-- Instruction --
Reproduce the items word for word, starting from the first line and ending with the line that contains "battery-percent: 100% xyxy=(864,6,962,48)" inclusive.
====== Information provided ======
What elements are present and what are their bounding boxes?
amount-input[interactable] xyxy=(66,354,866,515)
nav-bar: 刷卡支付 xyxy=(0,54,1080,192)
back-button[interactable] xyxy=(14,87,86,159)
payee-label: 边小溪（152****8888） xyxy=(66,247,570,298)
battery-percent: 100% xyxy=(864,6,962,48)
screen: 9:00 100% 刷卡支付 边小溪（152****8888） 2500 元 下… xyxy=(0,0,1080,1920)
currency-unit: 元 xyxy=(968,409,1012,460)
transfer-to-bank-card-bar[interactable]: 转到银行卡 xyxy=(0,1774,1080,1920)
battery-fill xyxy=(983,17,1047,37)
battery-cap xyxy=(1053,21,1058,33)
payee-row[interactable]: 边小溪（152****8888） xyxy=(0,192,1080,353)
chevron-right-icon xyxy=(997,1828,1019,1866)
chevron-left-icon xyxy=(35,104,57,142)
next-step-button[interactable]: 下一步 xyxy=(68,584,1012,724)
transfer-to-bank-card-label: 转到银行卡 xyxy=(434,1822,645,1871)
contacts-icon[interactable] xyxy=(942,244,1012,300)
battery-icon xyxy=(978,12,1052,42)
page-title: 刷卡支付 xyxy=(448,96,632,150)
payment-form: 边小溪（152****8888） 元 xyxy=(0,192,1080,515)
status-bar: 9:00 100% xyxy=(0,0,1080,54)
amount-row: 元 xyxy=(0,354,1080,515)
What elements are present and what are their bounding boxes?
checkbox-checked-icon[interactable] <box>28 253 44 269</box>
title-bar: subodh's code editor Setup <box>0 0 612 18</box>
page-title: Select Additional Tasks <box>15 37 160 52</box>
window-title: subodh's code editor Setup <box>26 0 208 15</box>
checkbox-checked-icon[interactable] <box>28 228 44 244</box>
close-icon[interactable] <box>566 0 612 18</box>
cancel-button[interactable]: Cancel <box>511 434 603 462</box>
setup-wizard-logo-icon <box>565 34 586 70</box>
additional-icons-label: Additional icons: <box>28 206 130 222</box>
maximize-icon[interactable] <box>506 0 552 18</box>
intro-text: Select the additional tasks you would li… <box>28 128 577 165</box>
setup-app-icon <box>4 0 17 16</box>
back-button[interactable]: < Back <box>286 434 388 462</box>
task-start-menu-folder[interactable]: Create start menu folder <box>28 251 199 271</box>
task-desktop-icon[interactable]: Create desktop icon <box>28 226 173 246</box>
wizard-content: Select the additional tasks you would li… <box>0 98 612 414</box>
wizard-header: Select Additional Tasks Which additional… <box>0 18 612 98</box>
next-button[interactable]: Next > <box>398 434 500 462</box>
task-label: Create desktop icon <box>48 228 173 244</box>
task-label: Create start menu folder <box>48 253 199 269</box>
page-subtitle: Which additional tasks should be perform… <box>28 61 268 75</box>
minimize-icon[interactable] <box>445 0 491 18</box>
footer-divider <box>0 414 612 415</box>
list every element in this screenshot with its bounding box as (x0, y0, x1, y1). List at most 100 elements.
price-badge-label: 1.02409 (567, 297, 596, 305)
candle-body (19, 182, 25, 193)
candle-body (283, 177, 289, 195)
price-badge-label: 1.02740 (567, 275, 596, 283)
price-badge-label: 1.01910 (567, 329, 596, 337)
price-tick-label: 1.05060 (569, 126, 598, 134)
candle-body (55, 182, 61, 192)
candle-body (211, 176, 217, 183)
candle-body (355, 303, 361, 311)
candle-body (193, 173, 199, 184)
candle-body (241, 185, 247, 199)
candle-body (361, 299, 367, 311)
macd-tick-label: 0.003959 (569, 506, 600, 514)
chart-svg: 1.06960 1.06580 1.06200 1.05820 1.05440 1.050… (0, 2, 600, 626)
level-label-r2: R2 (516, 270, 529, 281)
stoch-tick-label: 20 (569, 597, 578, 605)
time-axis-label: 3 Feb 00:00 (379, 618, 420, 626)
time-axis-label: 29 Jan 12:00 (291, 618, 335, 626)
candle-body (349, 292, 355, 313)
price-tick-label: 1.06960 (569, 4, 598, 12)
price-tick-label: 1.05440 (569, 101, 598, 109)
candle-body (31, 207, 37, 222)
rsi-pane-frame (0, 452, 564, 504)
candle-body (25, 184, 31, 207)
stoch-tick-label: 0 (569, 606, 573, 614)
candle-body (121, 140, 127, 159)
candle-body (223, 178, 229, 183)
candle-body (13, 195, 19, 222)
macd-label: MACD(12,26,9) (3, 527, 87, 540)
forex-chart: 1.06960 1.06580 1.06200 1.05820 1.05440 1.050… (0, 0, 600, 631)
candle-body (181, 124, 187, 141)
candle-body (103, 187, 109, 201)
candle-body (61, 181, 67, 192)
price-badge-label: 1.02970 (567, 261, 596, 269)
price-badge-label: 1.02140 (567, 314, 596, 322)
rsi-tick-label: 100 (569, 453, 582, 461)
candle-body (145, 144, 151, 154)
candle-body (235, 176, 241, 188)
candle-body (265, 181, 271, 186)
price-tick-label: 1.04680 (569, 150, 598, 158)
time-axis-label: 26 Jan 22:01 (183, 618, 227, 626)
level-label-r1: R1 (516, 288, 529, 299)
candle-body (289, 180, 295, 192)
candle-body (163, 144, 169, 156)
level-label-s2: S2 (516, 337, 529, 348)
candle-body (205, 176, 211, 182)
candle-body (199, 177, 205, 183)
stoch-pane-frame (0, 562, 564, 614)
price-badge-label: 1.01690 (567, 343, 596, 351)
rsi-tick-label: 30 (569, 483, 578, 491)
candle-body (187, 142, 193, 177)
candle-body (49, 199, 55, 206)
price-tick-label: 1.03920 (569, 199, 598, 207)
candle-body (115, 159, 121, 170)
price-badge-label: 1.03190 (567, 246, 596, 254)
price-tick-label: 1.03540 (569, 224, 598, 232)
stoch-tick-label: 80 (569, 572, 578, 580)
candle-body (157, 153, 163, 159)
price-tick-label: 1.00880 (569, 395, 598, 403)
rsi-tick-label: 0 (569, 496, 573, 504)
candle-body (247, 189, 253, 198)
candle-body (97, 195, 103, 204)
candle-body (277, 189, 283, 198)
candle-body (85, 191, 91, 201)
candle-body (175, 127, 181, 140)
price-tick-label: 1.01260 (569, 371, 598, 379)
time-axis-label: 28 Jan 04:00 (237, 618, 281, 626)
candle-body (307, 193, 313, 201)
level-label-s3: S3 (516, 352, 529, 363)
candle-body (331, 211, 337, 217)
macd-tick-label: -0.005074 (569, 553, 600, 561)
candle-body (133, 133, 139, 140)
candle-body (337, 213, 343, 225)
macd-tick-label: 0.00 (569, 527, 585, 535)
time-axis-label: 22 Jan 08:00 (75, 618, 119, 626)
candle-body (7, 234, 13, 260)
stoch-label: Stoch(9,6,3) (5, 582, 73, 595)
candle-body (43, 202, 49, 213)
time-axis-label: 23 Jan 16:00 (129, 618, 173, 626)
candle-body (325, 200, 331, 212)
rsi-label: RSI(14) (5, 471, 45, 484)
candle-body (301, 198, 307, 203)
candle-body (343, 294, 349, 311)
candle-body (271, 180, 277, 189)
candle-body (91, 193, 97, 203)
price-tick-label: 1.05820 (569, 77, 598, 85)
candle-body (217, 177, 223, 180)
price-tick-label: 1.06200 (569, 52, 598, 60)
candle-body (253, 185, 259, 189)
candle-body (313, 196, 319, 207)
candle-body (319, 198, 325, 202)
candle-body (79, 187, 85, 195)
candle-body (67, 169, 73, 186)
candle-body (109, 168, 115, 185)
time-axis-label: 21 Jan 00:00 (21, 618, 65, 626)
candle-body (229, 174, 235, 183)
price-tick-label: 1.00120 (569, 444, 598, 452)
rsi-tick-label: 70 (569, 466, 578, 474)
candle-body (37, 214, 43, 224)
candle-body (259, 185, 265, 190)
======
-- Solution for this problem --
What elements are present and what are their bounding boxes?
amount-input[interactable] xyxy=(66,354,866,515)
nav-bar: 刷卡支付 xyxy=(0,54,1080,192)
back-button[interactable] xyxy=(14,87,86,159)
payee-label: 边小溪（152****8888） xyxy=(66,247,570,298)
battery-percent: 100% xyxy=(864,6,962,48)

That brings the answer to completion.